● WHAT YOU NEED TO DO:
Copy out every record precisely.

● DATASET EXTRACT:

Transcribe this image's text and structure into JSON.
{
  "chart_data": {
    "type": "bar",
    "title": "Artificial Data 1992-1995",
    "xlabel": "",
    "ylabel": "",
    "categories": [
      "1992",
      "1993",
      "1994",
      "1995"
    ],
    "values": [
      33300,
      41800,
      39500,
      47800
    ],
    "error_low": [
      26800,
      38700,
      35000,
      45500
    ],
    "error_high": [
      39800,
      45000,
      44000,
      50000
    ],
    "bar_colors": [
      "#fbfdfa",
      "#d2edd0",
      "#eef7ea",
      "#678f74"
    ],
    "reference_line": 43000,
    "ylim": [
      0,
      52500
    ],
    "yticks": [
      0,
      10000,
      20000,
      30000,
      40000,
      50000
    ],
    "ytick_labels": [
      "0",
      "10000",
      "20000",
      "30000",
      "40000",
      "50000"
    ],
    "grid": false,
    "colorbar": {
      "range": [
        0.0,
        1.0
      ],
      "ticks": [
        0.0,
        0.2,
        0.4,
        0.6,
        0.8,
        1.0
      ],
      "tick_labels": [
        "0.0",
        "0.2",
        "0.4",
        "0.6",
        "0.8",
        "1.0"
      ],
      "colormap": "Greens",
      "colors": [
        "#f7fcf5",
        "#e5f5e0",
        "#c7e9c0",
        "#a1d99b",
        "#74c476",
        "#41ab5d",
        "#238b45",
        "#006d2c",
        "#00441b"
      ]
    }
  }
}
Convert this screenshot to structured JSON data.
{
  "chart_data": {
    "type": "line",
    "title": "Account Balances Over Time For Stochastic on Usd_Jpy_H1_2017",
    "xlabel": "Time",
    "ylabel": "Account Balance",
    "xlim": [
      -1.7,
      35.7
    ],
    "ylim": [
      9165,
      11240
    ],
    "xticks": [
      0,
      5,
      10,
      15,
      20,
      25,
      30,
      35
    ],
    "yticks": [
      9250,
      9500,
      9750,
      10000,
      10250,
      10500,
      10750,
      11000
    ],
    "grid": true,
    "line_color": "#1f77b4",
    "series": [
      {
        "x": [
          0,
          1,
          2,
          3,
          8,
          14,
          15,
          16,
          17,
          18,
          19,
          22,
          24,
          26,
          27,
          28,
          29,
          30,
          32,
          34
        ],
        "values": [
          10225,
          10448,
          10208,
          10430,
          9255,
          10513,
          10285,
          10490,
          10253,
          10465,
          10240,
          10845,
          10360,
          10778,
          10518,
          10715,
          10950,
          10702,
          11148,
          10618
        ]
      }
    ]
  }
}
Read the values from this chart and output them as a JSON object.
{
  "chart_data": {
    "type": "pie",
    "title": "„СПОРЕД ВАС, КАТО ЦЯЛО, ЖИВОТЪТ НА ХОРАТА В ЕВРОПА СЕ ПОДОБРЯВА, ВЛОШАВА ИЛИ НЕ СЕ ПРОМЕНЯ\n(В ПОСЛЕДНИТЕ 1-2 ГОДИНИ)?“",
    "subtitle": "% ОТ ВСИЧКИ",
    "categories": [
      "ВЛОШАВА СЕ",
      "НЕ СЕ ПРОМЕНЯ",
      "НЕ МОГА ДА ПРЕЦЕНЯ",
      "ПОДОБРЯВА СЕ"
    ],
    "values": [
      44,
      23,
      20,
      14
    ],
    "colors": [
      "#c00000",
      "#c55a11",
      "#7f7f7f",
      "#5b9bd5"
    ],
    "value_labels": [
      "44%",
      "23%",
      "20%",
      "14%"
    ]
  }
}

● SOLUTION TO THIS PROBLEM:
Transcribe this image's text and structure into JSON.
{
  "chart_data": {
    "type": "bar",
    "title": "Artificial Data 1992-1995",
    "xlabel": "",
    "ylabel": "",
    "categories": [
      "1992",
      "1993",
      "1994",
      "1995"
    ],
    "values": [
      33300,
      41800,
      39500,
      47800
    ],
    "error_low": [
      26800,
      38700,
      35000,
      45500
    ],
    "error_high": [
      39800,
      45000,
      44000,
      50000
    ],
    "bar_colors": [
      "#fbfdfa",
      "#d2edd0",
      "#eef7ea",
      "#678f74"
    ],
    "reference_line": 43000,
    "ylim": [
      0,
      52500
    ],
    "yticks": [
      0,
      10000,
      20000,
      30000,
      40000,
      50000
    ],
    "ytick_labels": [
      "0",
      "10000",
      "20000",
      "30000",
      "40000",
      "50000"
    ],
    "grid": false,
    "colorbar": {
      "range": [
        0.0,
        1.0
      ],
      "ticks": [
        0.0,
        0.2,
        0.4,
        0.6,
        0.8,
        1.0
      ],
      "tick_labels": [
        "0.0",
        "0.2",
        "0.4",
        "0.6",
        "0.8",
        "1.0"
      ],
      "colormap": "Greens",
      "colors": [
        "#f7fcf5",
        "#e5f5e0",
        "#c7e9c0",
        "#a1d99b",
        "#74c476",
        "#41ab5d",
        "#238b45",
        "#006d2c",
        "#00441b"
      ]
    }
  }
}
Convert this screenshot to structured JSON data.
{
  "chart_data": {
    "type": "line",
    "title": "Account Balances Over Time For Stochastic on Usd_Jpy_H1_2017",
    "xlabel": "Time",
    "ylabel": "Account Balance",
    "xlim": [
      -1.7,
      35.7
    ],
    "ylim": [
      9165,
      11240
    ],
    "xticks": [
      0,
      5,
      10,
      15,
      20,
      25,
      30,
      35
    ],
    "yticks": [
      9250,
      9500,
      9750,
      10000,
      10250,
      10500,
      10750,
      11000
    ],
    "grid": true,
    "line_color": "#1f77b4",
    "series": [
      {
        "x": [
          0,
          1,
          2,
          3,
          8,
          14,
          15,
          16,
          17,
          18,
          19,
          22,
          24,
          26,
          27,
          28,
          29,
          30,
          32,
          34
        ],
        "values": [
          10225,
          10448,
          10208,
          10430,
          9255,
          10513,
          10285,
          10490,
          10253,
          10465,
          10240,
          10845,
          10360,
          10778,
          10518,
          10715,
          10950,
          10702,
          11148,
          10618
        ]
      }
    ]
  }
}
Read the values from this chart and output them as a JSON object.
{
  "chart_data": {
    "type": "pie",
    "title": "„СПОРЕД ВАС, КАТО ЦЯЛО, ЖИВОТЪТ НА ХОРАТА В ЕВРОПА СЕ ПОДОБРЯВА, ВЛОШАВА ИЛИ НЕ СЕ ПРОМЕНЯ\n(В ПОСЛЕДНИТЕ 1-2 ГОДИНИ)?“",
    "subtitle": "% ОТ ВСИЧКИ",
    "categories": [
      "ВЛОШАВА СЕ",
      "НЕ СЕ ПРОМЕНЯ",
      "НЕ МОГА ДА ПРЕЦЕНЯ",
      "ПОДОБРЯВА СЕ"
    ],
    "values": [
      44,
      23,
      20,
      14
    ],
    "colors": [
      "#c00000",
      "#c55a11",
      "#7f7f7f",
      "#5b9bd5"
    ],
    "value_labels": [
      "44%",
      "23%",
      "20%",
      "14%"
    ]
  }
}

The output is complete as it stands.